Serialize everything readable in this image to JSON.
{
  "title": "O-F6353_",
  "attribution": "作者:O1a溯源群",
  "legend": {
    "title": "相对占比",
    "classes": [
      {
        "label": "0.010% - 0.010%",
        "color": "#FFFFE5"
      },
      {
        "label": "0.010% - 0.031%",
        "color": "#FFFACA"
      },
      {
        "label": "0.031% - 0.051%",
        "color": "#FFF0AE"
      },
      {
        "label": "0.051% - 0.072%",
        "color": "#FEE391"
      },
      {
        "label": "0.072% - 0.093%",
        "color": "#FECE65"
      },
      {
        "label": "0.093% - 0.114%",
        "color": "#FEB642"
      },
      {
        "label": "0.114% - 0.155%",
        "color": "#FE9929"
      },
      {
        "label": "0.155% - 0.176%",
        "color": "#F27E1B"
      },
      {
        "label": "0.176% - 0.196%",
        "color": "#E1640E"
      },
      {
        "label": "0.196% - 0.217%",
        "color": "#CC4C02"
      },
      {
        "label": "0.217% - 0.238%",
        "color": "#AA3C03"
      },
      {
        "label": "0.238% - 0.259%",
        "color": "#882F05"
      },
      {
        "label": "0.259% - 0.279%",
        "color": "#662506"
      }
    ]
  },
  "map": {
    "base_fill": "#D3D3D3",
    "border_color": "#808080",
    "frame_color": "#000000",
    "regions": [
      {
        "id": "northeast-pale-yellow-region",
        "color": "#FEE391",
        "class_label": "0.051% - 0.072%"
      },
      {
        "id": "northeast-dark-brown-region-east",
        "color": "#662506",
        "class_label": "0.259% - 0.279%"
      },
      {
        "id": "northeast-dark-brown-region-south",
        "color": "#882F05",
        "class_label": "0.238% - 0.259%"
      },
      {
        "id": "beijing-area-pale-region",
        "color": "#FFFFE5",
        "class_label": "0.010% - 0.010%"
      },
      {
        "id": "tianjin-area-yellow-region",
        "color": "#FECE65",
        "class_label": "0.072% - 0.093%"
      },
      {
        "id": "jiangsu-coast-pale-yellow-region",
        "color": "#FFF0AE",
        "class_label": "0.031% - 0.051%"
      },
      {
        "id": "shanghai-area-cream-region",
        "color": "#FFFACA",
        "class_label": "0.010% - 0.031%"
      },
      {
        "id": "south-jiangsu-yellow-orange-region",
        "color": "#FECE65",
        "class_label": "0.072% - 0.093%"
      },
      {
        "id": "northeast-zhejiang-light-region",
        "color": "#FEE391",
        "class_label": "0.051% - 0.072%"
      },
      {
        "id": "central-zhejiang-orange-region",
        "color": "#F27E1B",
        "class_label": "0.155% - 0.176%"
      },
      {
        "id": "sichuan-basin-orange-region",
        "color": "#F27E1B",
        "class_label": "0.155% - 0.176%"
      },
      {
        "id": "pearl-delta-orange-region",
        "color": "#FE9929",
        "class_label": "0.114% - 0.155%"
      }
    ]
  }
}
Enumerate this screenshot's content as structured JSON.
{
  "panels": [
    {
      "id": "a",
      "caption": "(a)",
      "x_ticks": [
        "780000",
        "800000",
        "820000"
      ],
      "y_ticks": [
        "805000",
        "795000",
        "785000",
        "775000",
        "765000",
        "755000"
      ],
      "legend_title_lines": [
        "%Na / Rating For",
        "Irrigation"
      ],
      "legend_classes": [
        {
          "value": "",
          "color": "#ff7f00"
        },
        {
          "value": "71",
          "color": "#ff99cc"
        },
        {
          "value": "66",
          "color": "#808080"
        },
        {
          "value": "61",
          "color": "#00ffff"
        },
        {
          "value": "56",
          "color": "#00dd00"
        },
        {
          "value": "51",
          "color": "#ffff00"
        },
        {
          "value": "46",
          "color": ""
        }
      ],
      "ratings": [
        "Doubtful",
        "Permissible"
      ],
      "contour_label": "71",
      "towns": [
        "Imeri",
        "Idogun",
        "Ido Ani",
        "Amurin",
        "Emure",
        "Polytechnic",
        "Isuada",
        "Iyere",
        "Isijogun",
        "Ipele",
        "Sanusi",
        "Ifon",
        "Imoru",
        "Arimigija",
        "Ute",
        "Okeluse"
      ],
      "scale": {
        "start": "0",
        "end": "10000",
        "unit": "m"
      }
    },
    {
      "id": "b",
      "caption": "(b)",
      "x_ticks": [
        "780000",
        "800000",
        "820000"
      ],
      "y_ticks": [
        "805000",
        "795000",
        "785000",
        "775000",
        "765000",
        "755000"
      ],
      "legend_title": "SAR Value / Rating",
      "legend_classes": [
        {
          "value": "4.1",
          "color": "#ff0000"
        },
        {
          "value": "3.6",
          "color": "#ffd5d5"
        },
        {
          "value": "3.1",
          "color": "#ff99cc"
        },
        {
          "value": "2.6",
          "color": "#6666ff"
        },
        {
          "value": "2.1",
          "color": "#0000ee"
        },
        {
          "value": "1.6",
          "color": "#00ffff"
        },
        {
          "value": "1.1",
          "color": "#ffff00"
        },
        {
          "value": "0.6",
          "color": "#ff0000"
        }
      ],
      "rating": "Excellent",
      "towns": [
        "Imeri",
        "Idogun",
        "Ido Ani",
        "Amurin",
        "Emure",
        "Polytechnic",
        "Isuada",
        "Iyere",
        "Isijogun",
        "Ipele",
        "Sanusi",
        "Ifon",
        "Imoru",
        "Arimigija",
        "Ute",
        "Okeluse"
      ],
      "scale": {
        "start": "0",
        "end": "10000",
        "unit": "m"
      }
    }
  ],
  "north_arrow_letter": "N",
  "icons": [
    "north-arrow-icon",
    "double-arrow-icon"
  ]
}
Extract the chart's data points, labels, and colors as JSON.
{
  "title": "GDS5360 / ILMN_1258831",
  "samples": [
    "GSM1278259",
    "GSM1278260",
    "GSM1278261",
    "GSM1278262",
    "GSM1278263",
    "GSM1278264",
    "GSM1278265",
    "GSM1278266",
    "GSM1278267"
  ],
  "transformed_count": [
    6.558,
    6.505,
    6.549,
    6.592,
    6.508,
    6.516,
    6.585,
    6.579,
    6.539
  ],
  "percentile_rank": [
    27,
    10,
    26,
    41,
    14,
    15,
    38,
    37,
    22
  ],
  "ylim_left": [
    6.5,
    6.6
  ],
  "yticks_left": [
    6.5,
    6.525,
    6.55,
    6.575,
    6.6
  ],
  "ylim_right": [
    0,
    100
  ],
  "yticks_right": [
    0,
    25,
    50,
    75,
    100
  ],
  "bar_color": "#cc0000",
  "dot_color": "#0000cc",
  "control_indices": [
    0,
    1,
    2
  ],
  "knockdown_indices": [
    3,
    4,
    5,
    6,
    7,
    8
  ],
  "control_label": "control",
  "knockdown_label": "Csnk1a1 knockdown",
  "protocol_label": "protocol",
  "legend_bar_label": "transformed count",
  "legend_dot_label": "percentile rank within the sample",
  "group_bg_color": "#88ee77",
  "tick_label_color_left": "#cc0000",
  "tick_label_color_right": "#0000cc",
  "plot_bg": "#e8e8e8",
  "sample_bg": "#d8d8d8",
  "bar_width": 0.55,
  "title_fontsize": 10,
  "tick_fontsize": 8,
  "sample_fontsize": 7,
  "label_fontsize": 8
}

**Exercise directions**:
All of the material must be reproduced exactly.

**Task output**:
Serialize everything readable in this image to JSON.
{
  "title": "O-F6353_",
  "attribution": "作者:O1a溯源群",
  "legend": {
    "title": "相对占比",
    "classes": [
      {
        "label": "0.010% - 0.010%",
        "color": "#FFFFE5"
      },
      {
        "label": "0.010% - 0.031%",
        "color": "#FFFACA"
      },
      {
        "label": "0.031% - 0.051%",
        "color": "#FFF0AE"
      },
      {
        "label": "0.051% - 0.072%",
        "color": "#FEE391"
      },
      {
        "label": "0.072% - 0.093%",
        "color": "#FECE65"
      },
      {
        "label": "0.093% - 0.114%",
        "color": "#FEB642"
      },
      {
        "label": "0.114% - 0.155%",
        "color": "#FE9929"
      },
      {
        "label": "0.155% - 0.176%",
        "color": "#F27E1B"
      },
      {
        "label": "0.176% - 0.196%",
        "color": "#E1640E"
      },
      {
        "label": "0.196% - 0.217%",
        "color": "#CC4C02"
      },
      {
        "label": "0.217% - 0.238%",
        "color": "#AA3C03"
      },
      {
        "label": "0.238% - 0.259%",
        "color": "#882F05"
      },
      {
        "label": "0.259% - 0.279%",
        "color": "#662506"
      }
    ]
  },
  "map": {
    "base_fill": "#D3D3D3",
    "border_color": "#808080",
    "frame_color": "#000000",
    "regions": [
      {
        "id": "northeast-pale-yellow-region",
        "color": "#FEE391",
        "class_label": "0.051% - 0.072%"
      },
      {
        "id": "northeast-dark-brown-region-east",
        "color": "#662506",
        "class_label": "0.259% - 0.279%"
      },
      {
        "id": "northeast-dark-brown-region-south",
        "color": "#882F05",
        "class_label": "0.238% - 0.259%"
      },
      {
        "id": "beijing-area-pale-region",
        "color": "#FFFFE5",
        "class_label": "0.010% - 0.010%"
      },
      {
        "id": "tianjin-area-yellow-region",
        "color": "#FECE65",
        "class_label": "0.072% - 0.093%"
      },
      {
        "id": "jiangsu-coast-pale-yellow-region",
        "color": "#FFF0AE",
        "class_label": "0.031% - 0.051%"
      },
      {
        "id": "shanghai-area-cream-region",
        "color": "#FFFACA",
        "class_label": "0.010% - 0.031%"
      },
      {
        "id": "south-jiangsu-yellow-orange-region",
        "color": "#FECE65",
        "class_label": "0.072% - 0.093%"
      },
      {
        "id": "northeast-zhejiang-light-region",
        "color": "#FEE391",
        "class_label": "0.051% - 0.072%"
      },
      {
        "id": "central-zhejiang-orange-region",
        "color": "#F27E1B",
        "class_label": "0.155% - 0.176%"
      },
      {
        "id": "sichuan-basin-orange-region",
        "color": "#F27E1B",
        "class_label": "0.155% - 0.176%"
      },
      {
        "id": "pearl-delta-orange-region",
        "color": "#FE9929",
        "class_label": "0.114% - 0.155%"
      }
    ]
  }
}
Enumerate this screenshot's content as structured JSON.
{
  "panels": [
    {
      "id": "a",
      "caption": "(a)",
      "x_ticks": [
        "780000",
        "800000",
        "820000"
      ],
      "y_ticks": [
        "805000",
        "795000",
        "785000",
        "775000",
        "765000",
        "755000"
      ],
      "legend_title_lines": [
        "%Na / Rating For",
        "Irrigation"
      ],
      "legend_classes": [
        {
          "value": "",
          "color": "#ff7f00"
        },
        {
          "value": "71",
          "color": "#ff99cc"
        },
        {
          "value": "66",
          "color": "#808080"
        },
        {
          "value": "61",
          "color": "#00ffff"
        },
        {
          "value": "56",
          "color": "#00dd00"
        },
        {
          "value": "51",
          "color": "#ffff00"
        },
        {
          "value": "46",
          "color": ""
        }
      ],
      "ratings": [
        "Doubtful",
        "Permissible"
      ],
      "contour_label": "71",
      "towns": [
        "Imeri",
        "Idogun",
        "Ido Ani",
        "Amurin",
        "Emure",
        "Polytechnic",
        "Isuada",
        "Iyere",
        "Isijogun",
        "Ipele",
        "Sanusi",
        "Ifon",
        "Imoru",
        "Arimigija",
        "Ute",
        "Okeluse"
      ],
      "scale": {
        "start": "0",
        "end": "10000",
        "unit": "m"
      }
    },
    {
      "id": "b",
      "caption": "(b)",
      "x_ticks": [
        "780000",
        "800000",
        "820000"
      ],
      "y_ticks": [
        "805000",
        "795000",
        "785000",
        "775000",
        "765000",
        "755000"
      ],
      "legend_title": "SAR Value / Rating",
      "legend_classes": [
        {
          "value": "4.1",
          "color": "#ff0000"
        },
        {
          "value": "3.6",
          "color": "#ffd5d5"
        },
        {
          "value": "3.1",
          "color": "#ff99cc"
        },
        {
          "value": "2.6",
          "color": "#6666ff"
        },
        {
          "value": "2.1",
          "color": "#0000ee"
        },
        {
          "value": "1.6",
          "color": "#00ffff"
        },
        {
          "value": "1.1",
          "color": "#ffff00"
        },
        {
          "value": "0.6",
          "color": "#ff0000"
        }
      ],
      "rating": "Excellent",
      "towns": [
        "Imeri",
        "Idogun",
        "Ido Ani",
        "Amurin",
        "Emure",
        "Polytechnic",
        "Isuada",
        "Iyere",
        "Isijogun",
        "Ipele",
        "Sanusi",
        "Ifon",
        "Imoru",
        "Arimigija",
        "Ute",
        "Okeluse"
      ],
      "scale": {
        "start": "0",
        "end": "10000",
        "unit": "m"
      }
    }
  ],
  "north_arrow_letter": "N",
  "icons": [
    "north-arrow-icon",
    "double-arrow-icon"
  ]
}
Extract the chart's data points, labels, and colors as JSON.
{
  "title": "GDS5360 / ILMN_1258831",
  "samples": [
    "GSM1278259",
    "GSM1278260",
    "GSM1278261",
    "GSM1278262",
    "GSM1278263",
    "GSM1278264",
    "GSM1278265",
    "GSM1278266",
    "GSM1278267"
  ],
  "transformed_count": [
    6.558,
    6.505,
    6.549,
    6.592,
    6.508,
    6.516,
    6.585,
    6.579,
    6.539
  ],
  "percentile_rank": [
    27,
    10,
    26,
    41,
    14,
    15,
    38,
    37,
    22
  ],
  "ylim_left": [
    6.5,
    6.6
  ],
  "yticks_left": [
    6.5,
    6.525,
    6.55,
    6.575,
    6.6
  ],
  "ylim_right": [
    0,
    100
  ],
  "yticks_right": [
    0,
    25,
    50,
    75,
    100
  ],
  "bar_color": "#cc0000",
  "dot_color": "#0000cc",
  "control_indices": [
    0,
    1,
    2
  ],
  "knockdown_indices": [
    3,
    4,
    5,
    6,
    7,
    8
  ],
  "control_label": "control",
  "knockdown_label": "Csnk1a1 knockdown",
  "protocol_label": "protocol",
  "legend_bar_label": "transformed count",
  "legend_dot_label": "percentile rank within the sample",
  "group_bg_color": "#88ee77",
  "tick_label_color_left": "#cc0000",
  "tick_label_color_right": "#0000cc",
  "plot_bg": "#e8e8e8",
  "sample_bg": "#d8d8d8",
  "bar_width": 0.55,
  "title_fontsize": 10,
  "tick_fontsize": 8,
  "sample_fontsize": 7,
  "label_fontsize": 8
}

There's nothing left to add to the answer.